(Prompt)
Retype each record shown below, leaving every character as it is.

+ + + +

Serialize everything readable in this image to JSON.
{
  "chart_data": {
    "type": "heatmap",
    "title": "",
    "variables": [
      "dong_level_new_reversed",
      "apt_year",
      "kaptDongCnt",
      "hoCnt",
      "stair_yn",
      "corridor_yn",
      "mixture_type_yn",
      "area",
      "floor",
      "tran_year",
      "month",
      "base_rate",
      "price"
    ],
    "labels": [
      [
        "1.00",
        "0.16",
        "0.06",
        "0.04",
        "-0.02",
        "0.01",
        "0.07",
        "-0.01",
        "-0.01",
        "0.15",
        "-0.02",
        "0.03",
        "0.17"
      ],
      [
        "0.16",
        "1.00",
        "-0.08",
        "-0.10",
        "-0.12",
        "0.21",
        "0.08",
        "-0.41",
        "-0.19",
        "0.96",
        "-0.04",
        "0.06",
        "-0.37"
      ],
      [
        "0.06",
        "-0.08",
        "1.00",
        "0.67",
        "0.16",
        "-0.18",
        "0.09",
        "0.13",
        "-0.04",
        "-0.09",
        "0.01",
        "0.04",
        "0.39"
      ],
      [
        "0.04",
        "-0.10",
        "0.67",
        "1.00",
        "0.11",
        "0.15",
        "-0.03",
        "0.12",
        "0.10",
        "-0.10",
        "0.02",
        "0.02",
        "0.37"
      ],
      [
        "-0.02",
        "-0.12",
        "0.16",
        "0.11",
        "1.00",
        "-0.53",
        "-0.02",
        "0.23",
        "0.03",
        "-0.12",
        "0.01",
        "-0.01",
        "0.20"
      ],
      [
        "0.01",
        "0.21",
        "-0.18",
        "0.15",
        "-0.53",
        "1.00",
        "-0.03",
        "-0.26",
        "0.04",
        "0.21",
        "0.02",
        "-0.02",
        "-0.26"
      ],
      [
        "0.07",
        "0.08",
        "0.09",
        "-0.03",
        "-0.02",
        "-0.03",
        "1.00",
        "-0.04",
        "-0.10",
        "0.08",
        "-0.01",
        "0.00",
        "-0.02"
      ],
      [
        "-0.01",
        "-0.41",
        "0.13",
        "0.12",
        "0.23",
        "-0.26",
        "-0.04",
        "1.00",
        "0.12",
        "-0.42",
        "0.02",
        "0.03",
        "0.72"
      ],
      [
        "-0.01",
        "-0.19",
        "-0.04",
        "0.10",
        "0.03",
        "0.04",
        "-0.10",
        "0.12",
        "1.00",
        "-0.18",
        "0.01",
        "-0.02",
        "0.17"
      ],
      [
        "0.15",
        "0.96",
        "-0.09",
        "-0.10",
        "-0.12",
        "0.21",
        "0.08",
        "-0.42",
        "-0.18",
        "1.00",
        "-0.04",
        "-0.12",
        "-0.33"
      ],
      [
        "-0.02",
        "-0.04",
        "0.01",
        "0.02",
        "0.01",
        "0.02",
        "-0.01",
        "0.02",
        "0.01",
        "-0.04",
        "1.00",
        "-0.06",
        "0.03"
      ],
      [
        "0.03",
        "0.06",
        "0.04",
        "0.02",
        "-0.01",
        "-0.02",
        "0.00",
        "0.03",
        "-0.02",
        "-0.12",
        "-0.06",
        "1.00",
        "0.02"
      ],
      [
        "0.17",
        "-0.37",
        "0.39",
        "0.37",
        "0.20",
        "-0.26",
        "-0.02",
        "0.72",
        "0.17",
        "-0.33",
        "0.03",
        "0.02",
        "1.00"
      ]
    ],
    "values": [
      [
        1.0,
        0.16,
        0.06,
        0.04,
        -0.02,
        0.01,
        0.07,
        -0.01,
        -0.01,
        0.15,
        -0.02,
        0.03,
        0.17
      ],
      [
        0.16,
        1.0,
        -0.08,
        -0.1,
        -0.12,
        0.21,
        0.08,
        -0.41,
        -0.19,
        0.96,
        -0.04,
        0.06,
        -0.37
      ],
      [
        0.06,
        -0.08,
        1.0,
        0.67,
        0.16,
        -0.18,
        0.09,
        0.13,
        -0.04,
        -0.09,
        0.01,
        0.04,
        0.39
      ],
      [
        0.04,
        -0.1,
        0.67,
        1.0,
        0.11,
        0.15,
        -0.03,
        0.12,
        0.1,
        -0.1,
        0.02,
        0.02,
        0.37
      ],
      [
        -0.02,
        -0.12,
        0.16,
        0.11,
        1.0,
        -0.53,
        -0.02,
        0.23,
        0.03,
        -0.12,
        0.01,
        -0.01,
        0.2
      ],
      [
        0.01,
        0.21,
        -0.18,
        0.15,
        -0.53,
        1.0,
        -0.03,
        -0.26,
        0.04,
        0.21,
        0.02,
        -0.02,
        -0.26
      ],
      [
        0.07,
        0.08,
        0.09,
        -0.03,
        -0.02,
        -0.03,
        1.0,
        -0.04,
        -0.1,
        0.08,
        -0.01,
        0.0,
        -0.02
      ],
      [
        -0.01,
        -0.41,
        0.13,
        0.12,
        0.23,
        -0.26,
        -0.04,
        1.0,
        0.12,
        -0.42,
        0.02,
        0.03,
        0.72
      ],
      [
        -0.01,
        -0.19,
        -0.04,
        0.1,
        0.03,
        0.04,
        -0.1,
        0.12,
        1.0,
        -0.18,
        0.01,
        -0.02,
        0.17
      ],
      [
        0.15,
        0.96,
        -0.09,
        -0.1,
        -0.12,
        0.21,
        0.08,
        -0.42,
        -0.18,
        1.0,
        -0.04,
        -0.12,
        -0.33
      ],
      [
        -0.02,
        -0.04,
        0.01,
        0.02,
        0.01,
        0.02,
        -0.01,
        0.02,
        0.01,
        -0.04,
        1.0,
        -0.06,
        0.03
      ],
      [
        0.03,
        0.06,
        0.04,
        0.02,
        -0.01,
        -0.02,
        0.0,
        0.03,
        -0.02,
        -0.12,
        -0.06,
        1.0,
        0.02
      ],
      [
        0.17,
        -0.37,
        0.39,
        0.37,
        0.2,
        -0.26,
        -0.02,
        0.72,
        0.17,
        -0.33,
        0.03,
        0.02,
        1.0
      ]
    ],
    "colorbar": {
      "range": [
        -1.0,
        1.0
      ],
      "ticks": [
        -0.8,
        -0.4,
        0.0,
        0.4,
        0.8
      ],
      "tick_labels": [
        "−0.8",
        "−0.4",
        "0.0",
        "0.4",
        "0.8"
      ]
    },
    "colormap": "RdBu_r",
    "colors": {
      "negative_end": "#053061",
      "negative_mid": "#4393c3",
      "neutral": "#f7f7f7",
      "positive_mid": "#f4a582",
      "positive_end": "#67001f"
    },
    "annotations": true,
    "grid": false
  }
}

+ + + +

(Response)
Serialize everything readable in this image to JSON.
{
  "chart_data": {
    "type": "heatmap",
    "title": "",
    "variables": [
      "dong_level_new_reversed",
      "apt_year",
      "kaptDongCnt",
      "hoCnt",
      "stair_yn",
      "corridor_yn",
      "mixture_type_yn",
      "area",
      "floor",
      "tran_year",
      "month",
      "base_rate",
      "price"
    ],
    "labels": [
      [
        "1.00",
        "0.16",
        "0.06",
        "0.04",
        "-0.02",
        "0.01",
        "0.07",
        "-0.01",
        "-0.01",
        "0.15",
        "-0.02",
        "0.03",
        "0.17"
      ],
      [
        "0.16",
        "1.00",
        "-0.08",
        "-0.10",
        "-0.12",
        "0.21",
        "0.08",
        "-0.41",
        "-0.19",
        "0.96",
        "-0.04",
        "0.06",
        "-0.37"
      ],
      [
        "0.06",
        "-0.08",
        "1.00",
        "0.67",
        "0.16",
        "-0.18",
        "0.09",
        "0.13",
        "-0.04",
        "-0.09",
        "0.01",
        "0.04",
        "0.39"
      ],
      [
        "0.04",
        "-0.10",
        "0.67",
        "1.00",
        "0.11",
        "0.15",
        "-0.03",
        "0.12",
        "0.10",
        "-0.10",
        "0.02",
        "0.02",
        "0.37"
      ],
      [
        "-0.02",
        "-0.12",
        "0.16",
        "0.11",
        "1.00",
        "-0.53",
        "-0.02",
        "0.23",
        "0.03",
        "-0.12",
        "0.01",
        "-0.01",
        "0.20"
      ],
      [
        "0.01",
        "0.21",
        "-0.18",
        "0.15",
        "-0.53",
        "1.00",
        "-0.03",
        "-0.26",
        "0.04",
        "0.21",
        "0.02",
        "-0.02",
        "-0.26"
      ],
      [
        "0.07",
        "0.08",
        "0.09",
        "-0.03",
        "-0.02",
        "-0.03",
        "1.00",
        "-0.04",
        "-0.10",
        "0.08",
        "-0.01",
        "0.00",
        "-0.02"
      ],
      [
        "-0.01",
        "-0.41",
        "0.13",
        "0.12",
        "0.23",
        "-0.26",
        "-0.04",
        "1.00",
        "0.12",
        "-0.42",
        "0.02",
        "0.03",
        "0.72"
      ],
      [
        "-0.01",
        "-0.19",
        "-0.04",
        "0.10",
        "0.03",
        "0.04",
        "-0.10",
        "0.12",
        "1.00",
        "-0.18",
        "0.01",
        "-0.02",
        "0.17"
      ],
      [
        "0.15",
        "0.96",
        "-0.09",
        "-0.10",
        "-0.12",
        "0.21",
        "0.08",
        "-0.42",
        "-0.18",
        "1.00",
        "-0.04",
        "-0.12",
        "-0.33"
      ],
      [
        "-0.02",
        "-0.04",
        "0.01",
        "0.02",
        "0.01",
        "0.02",
        "-0.01",
        "0.02",
        "0.01",
        "-0.04",
        "1.00",
        "-0.06",
        "0.03"
      ],
      [
        "0.03",
        "0.06",
        "0.04",
        "0.02",
        "-0.01",
        "-0.02",
        "0.00",
        "0.03",
        "-0.02",
        "-0.12",
        "-0.06",
        "1.00",
        "0.02"
      ],
      [
        "0.17",
        "-0.37",
        "0.39",
        "0.37",
        "0.20",
        "-0.26",
        "-0.02",
        "0.72",
        "0.17",
        "-0.33",
        "0.03",
        "0.02",
        "1.00"
      ]
    ],
    "values": [
      [
        1.0,
        0.16,
        0.06,
        0.04,
        -0.02,
        0.01,
        0.07,
        -0.01,
        -0.01,
        0.15,
        -0.02,
        0.03,
        0.17
      ],
      [
        0.16,
        1.0,
        -0.08,
        -0.1,
        -0.12,
        0.21,
        0.08,
        -0.41,
        -0.19,
        0.96,
        -0.04,
        0.06,
        -0.37
      ],
      [
        0.06,
        -0.08,
        1.0,
        0.67,
        0.16,
        -0.18,
        0.09,
        0.13,
        -0.04,
        -0.09,
        0.01,
        0.04,
        0.39
      ],
      [
        0.04,
        -0.1,
        0.67,
        1.0,
        0.11,
        0.15,
        -0.03,
        0.12,
        0.1,
        -0.1,
        0.02,
        0.02,
        0.37
      ],
      [
        -0.02,
        -0.12,
        0.16,
        0.11,
        1.0,
        -0.53,
        -0.02,
        0.23,
        0.03,
        -0.12,
        0.01,
        -0.01,
        0.2
      ],
      [
        0.01,
        0.21,
        -0.18,
        0.15,
        -0.53,
        1.0,
        -0.03,
        -0.26,
        0.04,
        0.21,
        0.02,
        -0.02,
        -0.26
      ],
      [
        0.07,
        0.08,
        0.09,
        -0.03,
        -0.02,
        -0.03,
        1.0,
        -0.04,
        -0.1,
        0.08,
        -0.01,
        0.0,
        -0.02
      ],
      [
        -0.01,
        -0.41,
        0.13,
        0.12,
        0.23,
        -0.26,
        -0.04,
        1.0,
        0.12,
        -0.42,
        0.02,
        0.03,
        0.72
      ],
      [
        -0.01,
        -0.19,
        -0.04,
        0.1,
        0.03,
        0.04,
        -0.1,
        0.12,
        1.0,
        -0.18,
        0.01,
        -0.02,
        0.17
      ],
      [
        0.15,
        0.96,
        -0.09,
        -0.1,
        -0.12,
        0.21,
        0.08,
        -0.42,
        -0.18,
        1.0,
        -0.04,
        -0.12,
        -0.33
      ],
      [
        -0.02,
        -0.04,
        0.01,
        0.02,
        0.01,
        0.02,
        -0.01,
        0.02,
        0.01,
        -0.04,
        1.0,
        -0.06,
        0.03
      ],
      [
        0.03,
        0.06,
        0.04,
        0.02,
        -0.01,
        -0.02,
        0.0,
        0.03,
        -0.02,
        -0.12,
        -0.06,
        1.0,
        0.02
      ],
      [
        0.17,
        -0.37,
        0.39,
        0.37,
        0.2,
        -0.26,
        -0.02,
        0.72,
        0.17,
        -0.33,
        0.03,
        0.02,
        1.0
      ]
    ],
    "colorbar": {
      "range": [
        -1.0,
        1.0
      ],
      "ticks": [
        -0.8,
        -0.4,
        0.0,
        0.4,
        0.8
      ],
      "tick_labels": [
        "−0.8",
        "−0.4",
        "0.0",
        "0.4",
        "0.8"
      ]
    },
    "colormap": "RdBu_r",
    "colors": {
      "negative_end": "#053061",
      "negative_mid": "#4393c3",
      "neutral": "#f7f7f7",
      "positive_mid": "#f4a582",
      "positive_end": "#67001f"
    },
    "annotations": true,
    "grid": false
  }
}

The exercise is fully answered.